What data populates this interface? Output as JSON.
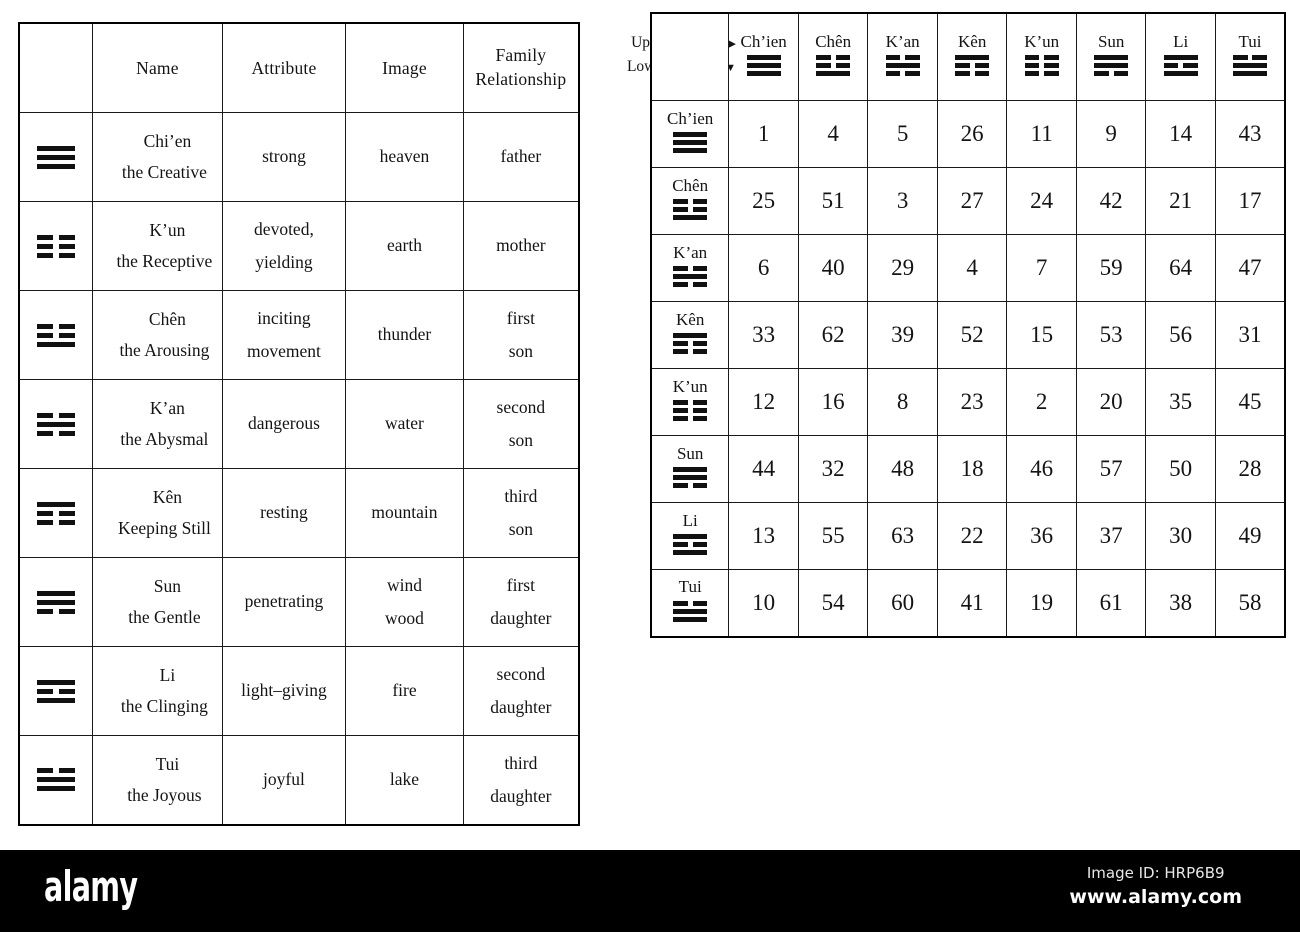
{
  "trigram_table": {
    "headers": [
      "",
      "Name",
      "Attribute",
      "Image",
      "Family Relationship"
    ],
    "header_family_line1": "Family",
    "header_family_line2": "Relationship",
    "rows": [
      {
        "symbol": "chien-trigram",
        "lines": [
          "solid",
          "solid",
          "solid"
        ],
        "name1": "Chi’en",
        "name2": "the Creative",
        "attribute": "strong",
        "image": "heaven",
        "family1": "father",
        "family2": ""
      },
      {
        "symbol": "kun-trigram",
        "lines": [
          "broken",
          "broken",
          "broken"
        ],
        "name1": "K’un",
        "name2": "the Receptive",
        "attribute1": "devoted,",
        "attribute2": "yielding",
        "attribute": "",
        "image": "earth",
        "family1": "mother",
        "family2": ""
      },
      {
        "symbol": "chen-trigram",
        "lines": [
          "broken",
          "broken",
          "solid"
        ],
        "name1": "Chên",
        "name2": "the Arousing",
        "attribute1": "inciting",
        "attribute2": "movement",
        "attribute": "",
        "image": "thunder",
        "family1": "first",
        "family2": "son"
      },
      {
        "symbol": "kan-trigram",
        "lines": [
          "broken",
          "solid",
          "broken"
        ],
        "name1": "K’an",
        "name2": "the Abysmal",
        "attribute": "dangerous",
        "image": "water",
        "family1": "second",
        "family2": "son"
      },
      {
        "symbol": "ken-trigram",
        "lines": [
          "solid",
          "broken",
          "broken"
        ],
        "name1": "Kên",
        "name2": "Keeping Still",
        "attribute": "resting",
        "image": "mountain",
        "family1": "third",
        "family2": "son"
      },
      {
        "symbol": "sun-trigram",
        "lines": [
          "solid",
          "solid",
          "broken"
        ],
        "name1": "Sun",
        "name2": "the Gentle",
        "attribute": "penetrating",
        "image1": "wind",
        "image2": "wood",
        "image": "",
        "family1": "first",
        "family2": "daughter"
      },
      {
        "symbol": "li-trigram",
        "lines": [
          "solid",
          "broken",
          "solid"
        ],
        "name1": "Li",
        "name2": "the Clinging",
        "attribute": "light–giving",
        "image": "fire",
        "family1": "second",
        "family2": "daughter"
      },
      {
        "symbol": "tui-trigram",
        "lines": [
          "broken",
          "solid",
          "solid"
        ],
        "name1": "Tui",
        "name2": "the Joyous",
        "attribute": "joyful",
        "image": "lake",
        "family1": "third",
        "family2": "daughter"
      }
    ]
  },
  "hexagram_table": {
    "axis_upper_label": "Upper Trigram",
    "axis_lower_label": "Lower Trigram",
    "axis_upper_arrow": "▶",
    "axis_lower_arrow": "▼",
    "columns": [
      {
        "name": "Ch’ien",
        "lines": [
          "solid",
          "solid",
          "solid"
        ]
      },
      {
        "name": "Chên",
        "lines": [
          "broken",
          "broken",
          "solid"
        ]
      },
      {
        "name": "K’an",
        "lines": [
          "broken",
          "solid",
          "broken"
        ]
      },
      {
        "name": "Kên",
        "lines": [
          "solid",
          "broken",
          "broken"
        ]
      },
      {
        "name": "K’un",
        "lines": [
          "broken",
          "broken",
          "broken"
        ]
      },
      {
        "name": "Sun",
        "lines": [
          "solid",
          "solid",
          "broken"
        ]
      },
      {
        "name": "Li",
        "lines": [
          "solid",
          "broken",
          "solid"
        ]
      },
      {
        "name": "Tui",
        "lines": [
          "broken",
          "solid",
          "solid"
        ]
      }
    ],
    "rows": [
      {
        "name": "Ch’ien",
        "lines": [
          "solid",
          "solid",
          "solid"
        ],
        "values": [
          1,
          4,
          5,
          26,
          11,
          9,
          14,
          43
        ]
      },
      {
        "name": "Chên",
        "lines": [
          "broken",
          "broken",
          "solid"
        ],
        "values": [
          25,
          51,
          3,
          27,
          24,
          42,
          21,
          17
        ]
      },
      {
        "name": "K’an",
        "lines": [
          "broken",
          "solid",
          "broken"
        ],
        "values": [
          6,
          40,
          29,
          4,
          7,
          59,
          64,
          47
        ]
      },
      {
        "name": "Kên",
        "lines": [
          "solid",
          "broken",
          "broken"
        ],
        "values": [
          33,
          62,
          39,
          52,
          15,
          53,
          56,
          31
        ]
      },
      {
        "name": "K’un",
        "lines": [
          "broken",
          "broken",
          "broken"
        ],
        "values": [
          12,
          16,
          8,
          23,
          2,
          20,
          35,
          45
        ]
      },
      {
        "name": "Sun",
        "lines": [
          "solid",
          "solid",
          "broken"
        ],
        "values": [
          44,
          32,
          48,
          18,
          46,
          57,
          50,
          28
        ]
      },
      {
        "name": "Li",
        "lines": [
          "solid",
          "broken",
          "solid"
        ],
        "values": [
          13,
          55,
          63,
          22,
          36,
          37,
          30,
          49
        ]
      },
      {
        "name": "Tui",
        "lines": [
          "broken",
          "solid",
          "solid"
        ],
        "values": [
          10,
          54,
          60,
          41,
          19,
          61,
          38,
          58
        ]
      }
    ]
  },
  "footer": {
    "logo": "alamy",
    "image_id": "Image ID: HRP6B9",
    "url": "www.alamy.com"
  }
}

◇ ◇ ◇ ◇ ◇

Set each line of the records down exactly, leaving every picture out.

What data populates this interface? Output as JSON.
{
  "trigram_table": {
    "headers": [
      "",
      "Name",
      "Attribute",
      "Image",
      "Family Relationship"
    ],
    "header_family_line1": "Family",
    "header_family_line2": "Relationship",
    "rows": [
      {
        "symbol": "chien-trigram",
        "lines": [
          "solid",
          "solid",
          "solid"
        ],
        "name1": "Chi’en",
        "name2": "the Creative",
        "attribute": "strong",
        "image": "heaven",
        "family1": "father",
        "family2": ""
      },
      {
        "symbol": "kun-trigram",
        "lines": [
          "broken",
          "broken",
          "broken"
        ],
        "name1": "K’un",
        "name2": "the Receptive",
        "attribute1": "devoted,",
        "attribute2": "yielding",
        "attribute": "",
        "image": "earth",
        "family1": "mother",
        "family2": ""
      },
      {
        "symbol": "chen-trigram",
        "lines": [
          "broken",
          "broken",
          "solid"
        ],
        "name1": "Chên",
        "name2": "the Arousing",
        "attribute1": "inciting",
        "attribute2": "movement",
        "attribute": "",
        "image": "thunder",
        "family1": "first",
        "family2": "son"
      },
      {
        "symbol": "kan-trigram",
        "lines": [
          "broken",
          "solid",
          "broken"
        ],
        "name1": "K’an",
        "name2": "the Abysmal",
        "attribute": "dangerous",
        "image": "water",
        "family1": "second",
        "family2": "son"
      },
      {
        "symbol": "ken-trigram",
        "lines": [
          "solid",
          "broken",
          "broken"
        ],
        "name1": "Kên",
        "name2": "Keeping Still",
        "attribute": "resting",
        "image": "mountain",
        "family1": "third",
        "family2": "son"
      },
      {
        "symbol": "sun-trigram",
        "lines": [
          "solid",
          "solid",
          "broken"
        ],
        "name1": "Sun",
        "name2": "the Gentle",
        "attribute": "penetrating",
        "image1": "wind",
        "image2": "wood",
        "image": "",
        "family1": "first",
        "family2": "daughter"
      },
      {
        "symbol": "li-trigram",
        "lines": [
          "solid",
          "broken",
          "solid"
        ],
        "name1": "Li",
        "name2": "the Clinging",
        "attribute": "light–giving",
        "image": "fire",
        "family1": "second",
        "family2": "daughter"
      },
      {
        "symbol": "tui-trigram",
        "lines": [
          "broken",
          "solid",
          "solid"
        ],
        "name1": "Tui",
        "name2": "the Joyous",
        "attribute": "joyful",
        "image": "lake",
        "family1": "third",
        "family2": "daughter"
      }
    ]
  },
  "hexagram_table": {
    "axis_upper_label": "Upper Trigram",
    "axis_lower_label": "Lower Trigram",
    "axis_upper_arrow": "▶",
    "axis_lower_arrow": "▼",
    "columns": [
      {
        "name": "Ch’ien",
        "lines": [
          "solid",
          "solid",
          "solid"
        ]
      },
      {
        "name": "Chên",
        "lines": [
          "broken",
          "broken",
          "solid"
        ]
      },
      {
        "name": "K’an",
        "lines": [
          "broken",
          "solid",
          "broken"
        ]
      },
      {
        "name": "Kên",
        "lines": [
          "solid",
          "broken",
          "broken"
        ]
      },
      {
        "name": "K’un",
        "lines": [
          "broken",
          "broken",
          "broken"
        ]
      },
      {
        "name": "Sun",
        "lines": [
          "solid",
          "solid",
          "broken"
        ]
      },
      {
        "name": "Li",
        "lines": [
          "solid",
          "broken",
          "solid"
        ]
      },
      {
        "name": "Tui",
        "lines": [
          "broken",
          "solid",
          "solid"
        ]
      }
    ],
    "rows": [
      {
        "name": "Ch’ien",
        "lines": [
          "solid",
          "solid",
          "solid"
        ],
        "values": [
          1,
          4,
          5,
          26,
          11,
          9,
          14,
          43
        ]
      },
      {
        "name": "Chên",
        "lines": [
          "broken",
          "broken",
          "solid"
        ],
        "values": [
          25,
          51,
          3,
          27,
          24,
          42,
          21,
          17
        ]
      },
      {
        "name": "K’an",
        "lines": [
          "broken",
          "solid",
          "broken"
        ],
        "values": [
          6,
          40,
          29,
          4,
          7,
          59,
          64,
          47
        ]
      },
      {
        "name": "Kên",
        "lines": [
          "solid",
          "broken",
          "broken"
        ],
        "values": [
          33,
          62,
          39,
          52,
          15,
          53,
          56,
          31
        ]
      },
      {
        "name": "K’un",
        "lines": [
          "broken",
          "broken",
          "broken"
        ],
        "values": [
          12,
          16,
          8,
          23,
          2,
          20,
          35,
          45
        ]
      },
      {
        "name": "Sun",
        "lines": [
          "solid",
          "solid",
          "broken"
        ],
        "values": [
          44,
          32,
          48,
          18,
          46,
          57,
          50,
          28
        ]
      },
      {
        "name": "Li",
        "lines": [
          "solid",
          "broken",
          "solid"
        ],
        "values": [
          13,
          55,
          63,
          22,
          36,
          37,
          30,
          49
        ]
      },
      {
        "name": "Tui",
        "lines": [
          "broken",
          "solid",
          "solid"
        ],
        "values": [
          10,
          54,
          60,
          41,
          19,
          61,
          38,
          58
        ]
      }
    ]
  },
  "footer": {
    "logo": "alamy",
    "image_id": "Image ID: HRP6B9",
    "url": "www.alamy.com"
  }
}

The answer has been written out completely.